# start of Selected excerpt

For example, voluntary work, the brainchild of Che and one of the best things he left us during his stay in our country and his part in the revolution, was steadily on the decline. It became a formality almost. It would be done on the occasion of a special date, a Sunday. People would sometimes run around and do things in a disorganized way. The bureaucrat’s view, the technocrat’s view that voluntary work was neither basic nor essential gained more and more ground. The idea was that voluntary work was kind of silly, a waste of time, that problems had to be solved with overtime, and with more and more overtime, and this while the regular work-day was not even being used efficiently. We had fallen into a whole host of habits that Che would have been really appalled at.
If Che had ever been told that one day, under the Cuban revolution, there would be enterprises prepared to steal to pretend they were profitable, Che would have been appalled. Or if he’d been told of enterprises that wanted to be profitable and give out prizes and I don’t know what else, bonuses, and they’d sell the materials allotted to them to build and charge as they had built whatever it was, Che would have been appalled.
And I’ll tell you that this happened in the fifteen municipalities in the capital of the republic, in the fifteen enterprises responsible for house repair; and that’s only one example. They’d appear as though what they’d produced was with 8,000 pesos a year, and when the chaos was done away with, it turned out they were producing 4,000 pesos worth or less. So they were not profitable. They were only profitable when they stole. Che would have been appalled if he’d been told that enterprises existed that would cheat to fulfill and even surpass their production plan by pretending to have done January’s work in December.Che would have been appalled if he’d been told that there were enterprises that fulfilled their production plan and then distributed prizes for having fulfilled it in monetary value but not in goods produced, and that engaged in producing items that meant more monetary value and refrained from producing others that yielded less profit, despite the fact that one item without the other was not worth anything.

# end of Selected excerpt

Exercise set –
1. According to the passage on Che and voluntary work, how many enterprises responsible for house repair were in the capital of the republic?
2. From the passage on Che and voluntary work, return word for word the part that opens with the words containing "For example, voluntary" and closes with "really appalled at.".

# start of Data lines

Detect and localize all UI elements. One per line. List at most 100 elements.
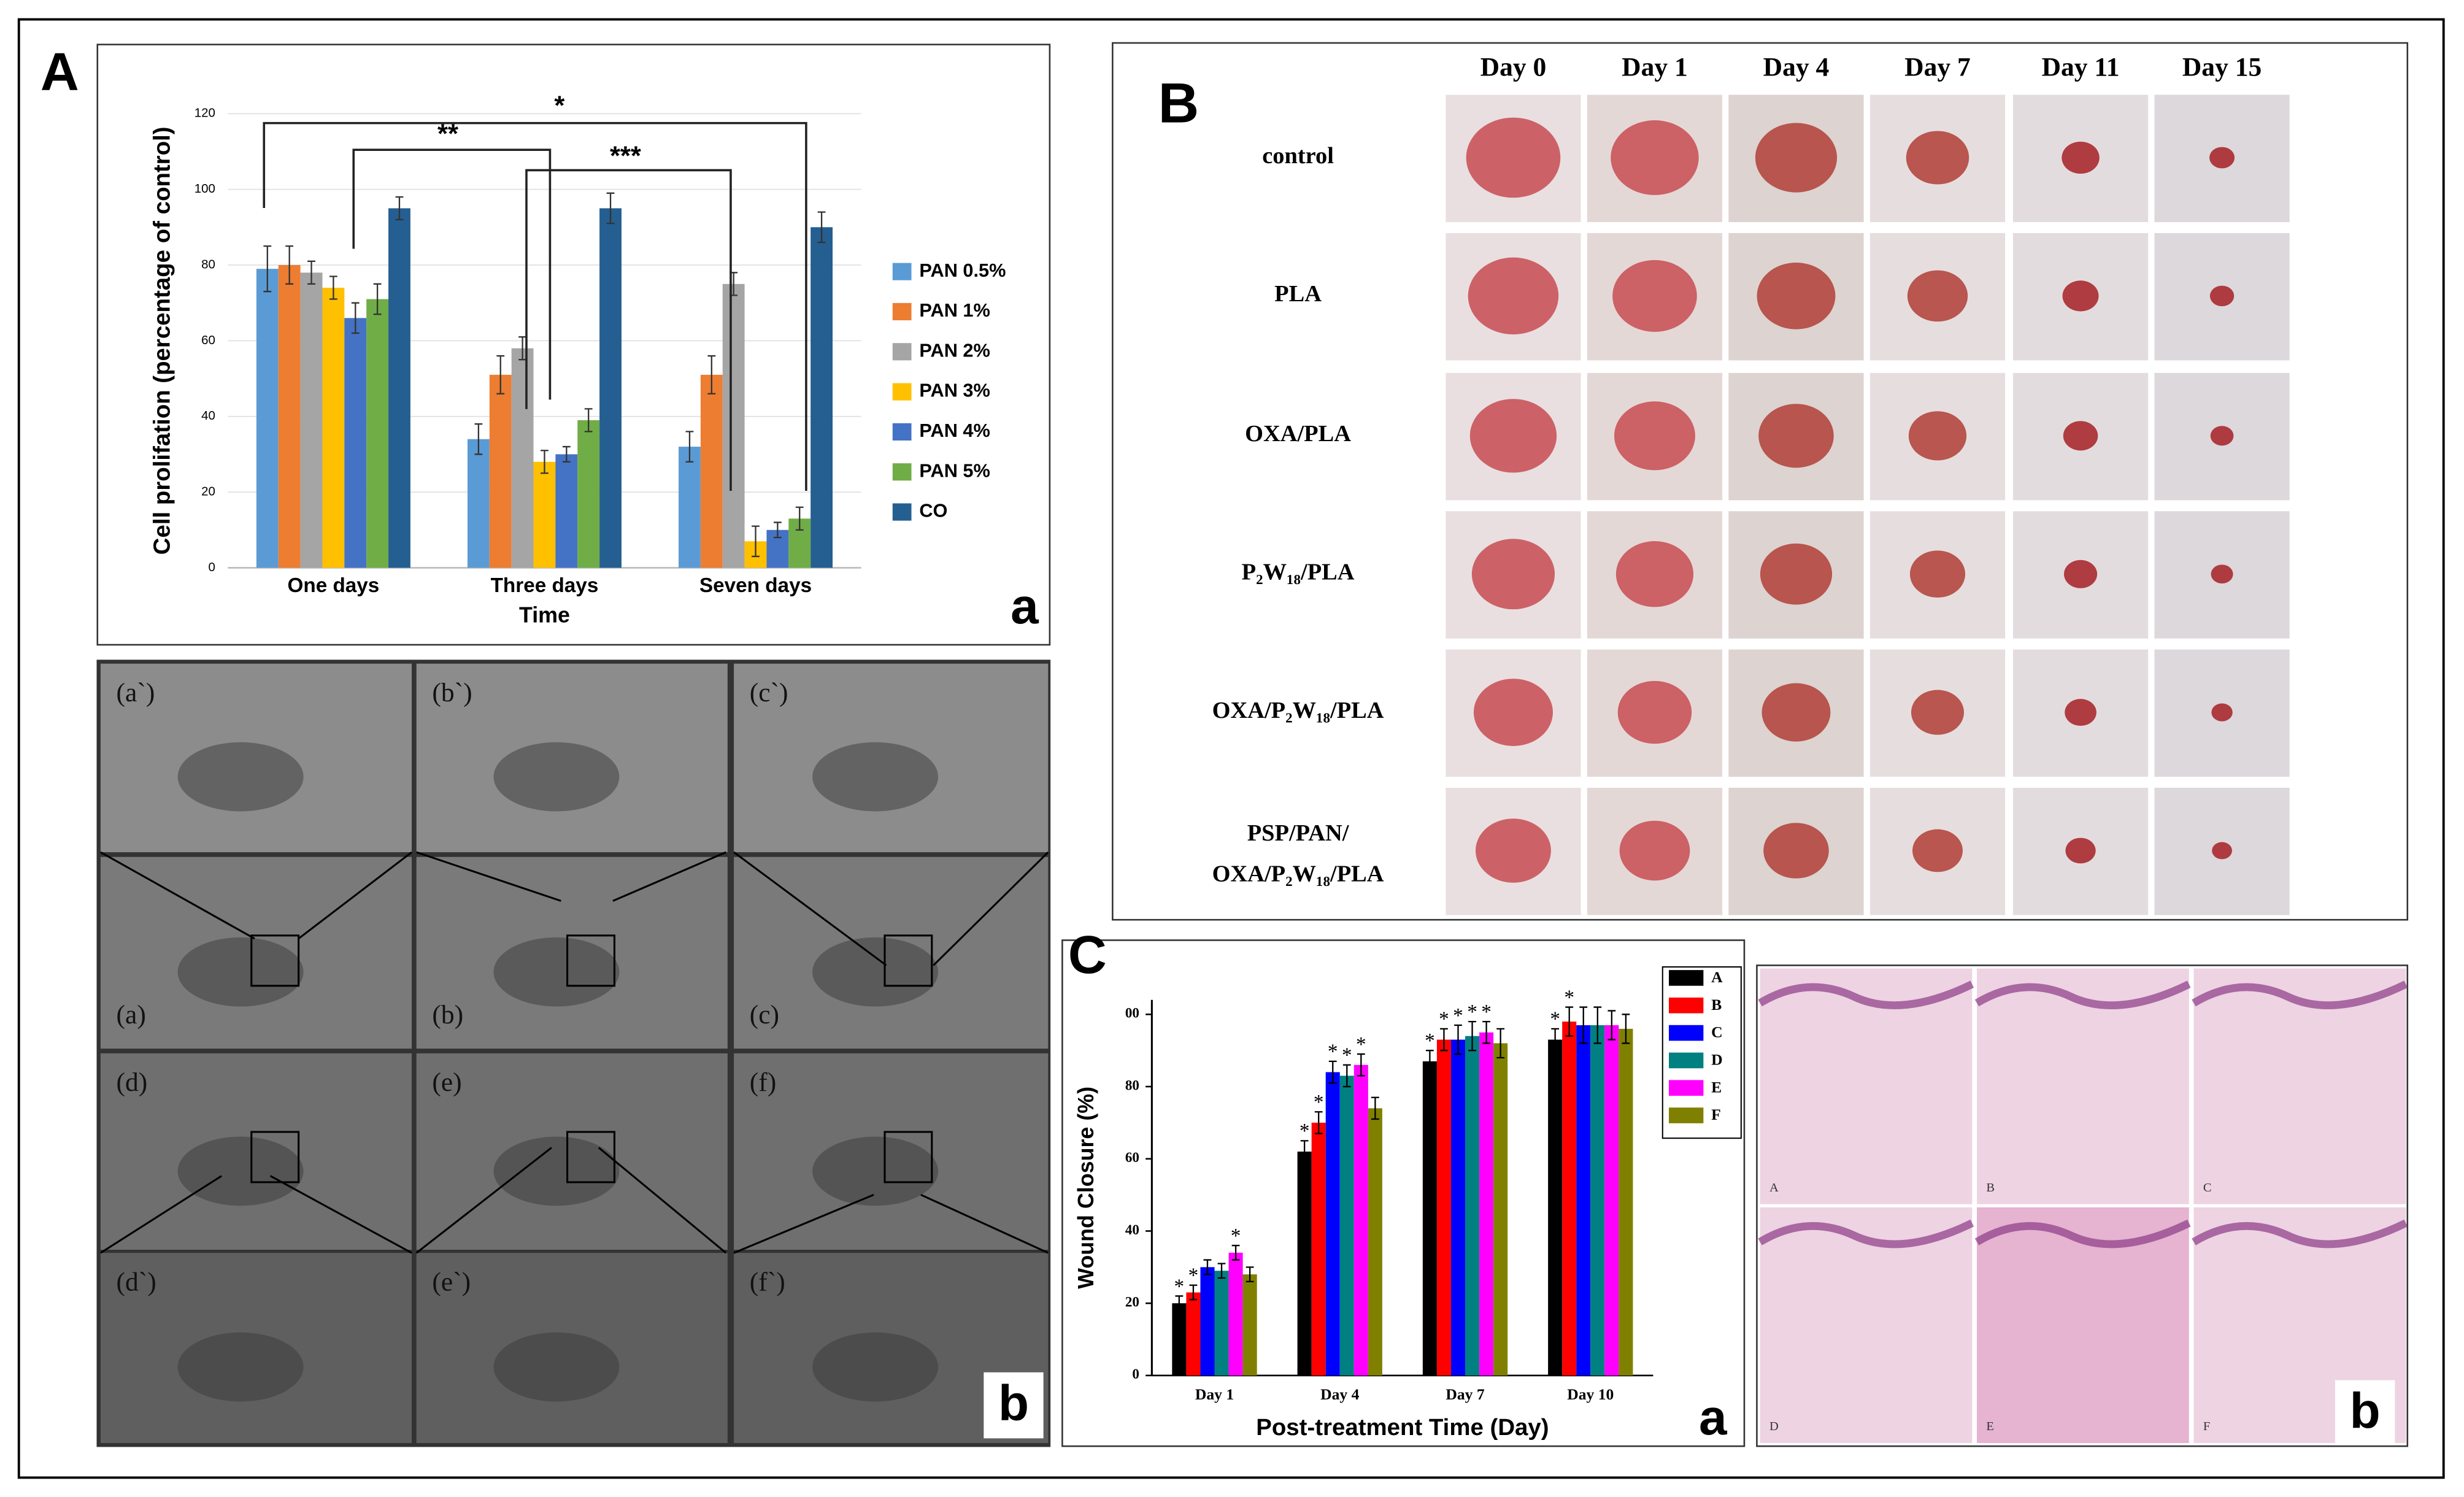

# end of Data lines

Solutions for each task –
1. Fifteen, one in each of the capital's fifteen municipalities.

2.
For example, voluntary work, the brainchild of Che and one of the best things he left us during his stay in our country and his part in the revolution, was steadily on the decline. It became a formality almost. It would be done on the occasion of a special date, a Sunday. People would sometimes run around and do things in a disorganized way. The bureaucrat’s view, the technocrat’s view that voluntary work was neither basic nor essential gained more and more ground. The idea was that voluntary work was kind of silly, a waste of time, that problems had to be solved with overtime, and with more and more overtime, and this while the regular work-day was not even being used efficiently. We had fallen into a whole host of habits that Che would have been really appalled at.